### Stated task:
Present each line of the entries below that holds the word "JSON".

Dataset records

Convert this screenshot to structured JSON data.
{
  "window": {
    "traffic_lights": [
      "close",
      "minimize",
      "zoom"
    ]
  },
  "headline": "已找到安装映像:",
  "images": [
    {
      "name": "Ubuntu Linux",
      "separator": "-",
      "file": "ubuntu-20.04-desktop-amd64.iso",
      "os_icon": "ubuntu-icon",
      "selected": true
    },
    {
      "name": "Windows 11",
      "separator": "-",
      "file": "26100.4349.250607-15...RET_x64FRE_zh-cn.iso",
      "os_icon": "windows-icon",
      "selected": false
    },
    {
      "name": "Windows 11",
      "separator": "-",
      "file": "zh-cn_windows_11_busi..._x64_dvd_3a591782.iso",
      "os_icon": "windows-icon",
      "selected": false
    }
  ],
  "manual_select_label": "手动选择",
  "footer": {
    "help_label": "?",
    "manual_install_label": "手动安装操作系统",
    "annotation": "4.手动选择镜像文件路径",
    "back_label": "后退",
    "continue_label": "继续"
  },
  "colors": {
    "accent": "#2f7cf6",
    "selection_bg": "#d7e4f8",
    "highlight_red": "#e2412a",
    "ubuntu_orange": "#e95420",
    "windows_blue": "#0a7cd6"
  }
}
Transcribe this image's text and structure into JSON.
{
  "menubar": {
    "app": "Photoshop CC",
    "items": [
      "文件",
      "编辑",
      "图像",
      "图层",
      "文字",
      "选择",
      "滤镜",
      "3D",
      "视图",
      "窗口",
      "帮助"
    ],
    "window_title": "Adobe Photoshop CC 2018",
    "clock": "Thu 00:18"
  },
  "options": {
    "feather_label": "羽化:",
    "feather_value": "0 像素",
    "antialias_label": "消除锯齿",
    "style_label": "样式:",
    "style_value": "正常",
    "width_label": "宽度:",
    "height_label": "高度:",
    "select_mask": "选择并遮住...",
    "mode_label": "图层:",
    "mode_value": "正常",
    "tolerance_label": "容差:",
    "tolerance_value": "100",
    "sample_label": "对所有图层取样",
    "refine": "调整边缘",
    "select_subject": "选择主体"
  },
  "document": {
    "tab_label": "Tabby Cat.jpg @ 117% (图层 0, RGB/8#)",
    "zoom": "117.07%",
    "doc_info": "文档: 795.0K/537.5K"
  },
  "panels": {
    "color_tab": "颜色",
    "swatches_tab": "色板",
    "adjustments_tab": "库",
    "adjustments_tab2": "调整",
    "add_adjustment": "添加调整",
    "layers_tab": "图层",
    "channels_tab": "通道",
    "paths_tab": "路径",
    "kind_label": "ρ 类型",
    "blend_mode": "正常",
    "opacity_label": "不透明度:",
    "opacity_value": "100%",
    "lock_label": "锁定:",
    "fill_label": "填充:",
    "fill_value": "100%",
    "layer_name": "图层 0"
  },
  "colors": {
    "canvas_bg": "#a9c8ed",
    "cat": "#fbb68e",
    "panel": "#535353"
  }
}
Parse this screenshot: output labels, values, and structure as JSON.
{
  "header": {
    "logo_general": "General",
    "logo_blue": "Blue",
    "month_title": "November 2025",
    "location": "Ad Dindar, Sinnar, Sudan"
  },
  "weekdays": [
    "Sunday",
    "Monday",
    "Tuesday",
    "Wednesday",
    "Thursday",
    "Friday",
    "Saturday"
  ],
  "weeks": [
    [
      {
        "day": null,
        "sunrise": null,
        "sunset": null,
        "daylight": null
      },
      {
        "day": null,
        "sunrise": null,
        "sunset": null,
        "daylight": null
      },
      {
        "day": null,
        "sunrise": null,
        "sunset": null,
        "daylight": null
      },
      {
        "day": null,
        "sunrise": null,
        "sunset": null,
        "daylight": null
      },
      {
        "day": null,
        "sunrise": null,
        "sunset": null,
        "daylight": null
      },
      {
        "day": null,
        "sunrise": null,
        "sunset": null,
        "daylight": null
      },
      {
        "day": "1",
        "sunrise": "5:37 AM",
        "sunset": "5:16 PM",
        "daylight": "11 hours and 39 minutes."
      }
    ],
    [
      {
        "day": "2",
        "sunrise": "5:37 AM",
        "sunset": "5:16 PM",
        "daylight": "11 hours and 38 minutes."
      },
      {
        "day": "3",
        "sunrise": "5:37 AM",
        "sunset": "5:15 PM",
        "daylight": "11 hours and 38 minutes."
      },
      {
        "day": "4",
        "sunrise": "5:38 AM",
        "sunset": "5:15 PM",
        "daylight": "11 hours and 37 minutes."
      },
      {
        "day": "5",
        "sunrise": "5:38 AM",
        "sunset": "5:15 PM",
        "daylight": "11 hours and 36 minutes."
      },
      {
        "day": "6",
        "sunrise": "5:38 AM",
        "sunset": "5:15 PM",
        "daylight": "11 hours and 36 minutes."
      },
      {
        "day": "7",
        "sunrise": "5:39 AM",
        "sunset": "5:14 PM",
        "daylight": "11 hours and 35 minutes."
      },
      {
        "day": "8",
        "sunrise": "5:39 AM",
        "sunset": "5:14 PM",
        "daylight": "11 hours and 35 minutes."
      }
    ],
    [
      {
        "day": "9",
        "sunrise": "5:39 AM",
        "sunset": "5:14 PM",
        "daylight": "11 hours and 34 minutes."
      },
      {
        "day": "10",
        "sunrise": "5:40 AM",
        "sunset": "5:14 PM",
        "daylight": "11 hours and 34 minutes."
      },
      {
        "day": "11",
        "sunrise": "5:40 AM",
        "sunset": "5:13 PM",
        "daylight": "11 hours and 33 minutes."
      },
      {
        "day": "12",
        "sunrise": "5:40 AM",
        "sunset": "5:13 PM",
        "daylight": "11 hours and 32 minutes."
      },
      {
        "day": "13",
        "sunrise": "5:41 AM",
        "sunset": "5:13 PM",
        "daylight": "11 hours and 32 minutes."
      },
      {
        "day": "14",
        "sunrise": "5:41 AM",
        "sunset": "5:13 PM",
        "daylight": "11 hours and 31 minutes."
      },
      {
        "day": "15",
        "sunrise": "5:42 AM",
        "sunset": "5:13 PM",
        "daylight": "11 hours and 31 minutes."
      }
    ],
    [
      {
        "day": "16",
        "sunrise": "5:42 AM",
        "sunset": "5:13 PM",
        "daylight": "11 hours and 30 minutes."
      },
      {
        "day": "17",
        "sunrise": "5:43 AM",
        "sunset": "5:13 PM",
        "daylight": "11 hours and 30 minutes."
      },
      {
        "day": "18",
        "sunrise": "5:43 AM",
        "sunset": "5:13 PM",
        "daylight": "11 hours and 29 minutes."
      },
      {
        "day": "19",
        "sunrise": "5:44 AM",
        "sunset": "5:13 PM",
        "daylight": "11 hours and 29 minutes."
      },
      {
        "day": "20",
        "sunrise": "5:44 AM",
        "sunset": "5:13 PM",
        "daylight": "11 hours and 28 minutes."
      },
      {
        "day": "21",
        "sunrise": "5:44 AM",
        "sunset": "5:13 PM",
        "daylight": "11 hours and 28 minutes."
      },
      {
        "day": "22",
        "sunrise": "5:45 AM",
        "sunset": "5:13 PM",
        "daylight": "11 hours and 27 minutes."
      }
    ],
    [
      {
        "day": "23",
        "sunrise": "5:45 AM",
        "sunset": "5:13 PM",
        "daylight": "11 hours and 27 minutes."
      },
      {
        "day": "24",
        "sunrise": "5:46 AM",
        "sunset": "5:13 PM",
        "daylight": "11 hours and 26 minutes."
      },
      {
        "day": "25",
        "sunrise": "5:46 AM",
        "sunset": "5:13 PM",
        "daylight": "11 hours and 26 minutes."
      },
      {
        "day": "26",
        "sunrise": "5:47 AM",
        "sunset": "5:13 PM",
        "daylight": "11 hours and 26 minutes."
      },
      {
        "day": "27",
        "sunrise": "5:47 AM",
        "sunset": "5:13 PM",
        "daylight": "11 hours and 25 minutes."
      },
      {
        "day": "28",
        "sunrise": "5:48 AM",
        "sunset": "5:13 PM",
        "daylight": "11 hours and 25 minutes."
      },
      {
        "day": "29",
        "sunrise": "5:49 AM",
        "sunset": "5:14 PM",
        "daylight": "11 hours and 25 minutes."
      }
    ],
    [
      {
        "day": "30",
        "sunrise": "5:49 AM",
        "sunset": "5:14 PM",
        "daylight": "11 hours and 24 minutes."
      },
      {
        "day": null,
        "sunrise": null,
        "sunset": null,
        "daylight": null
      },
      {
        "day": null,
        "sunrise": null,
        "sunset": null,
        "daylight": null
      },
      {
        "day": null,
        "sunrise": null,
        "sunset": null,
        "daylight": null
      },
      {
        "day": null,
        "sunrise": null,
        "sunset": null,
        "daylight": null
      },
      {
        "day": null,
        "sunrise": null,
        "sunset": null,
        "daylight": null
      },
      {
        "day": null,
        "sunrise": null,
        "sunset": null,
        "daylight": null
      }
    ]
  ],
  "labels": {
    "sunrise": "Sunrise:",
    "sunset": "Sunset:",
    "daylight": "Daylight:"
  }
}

### Solution to the problem:
Convert this screenshot to structured JSON data.
Transcribe this image's text and structure into JSON.
Parse this screenshot: output labels, values, and structure as JSON.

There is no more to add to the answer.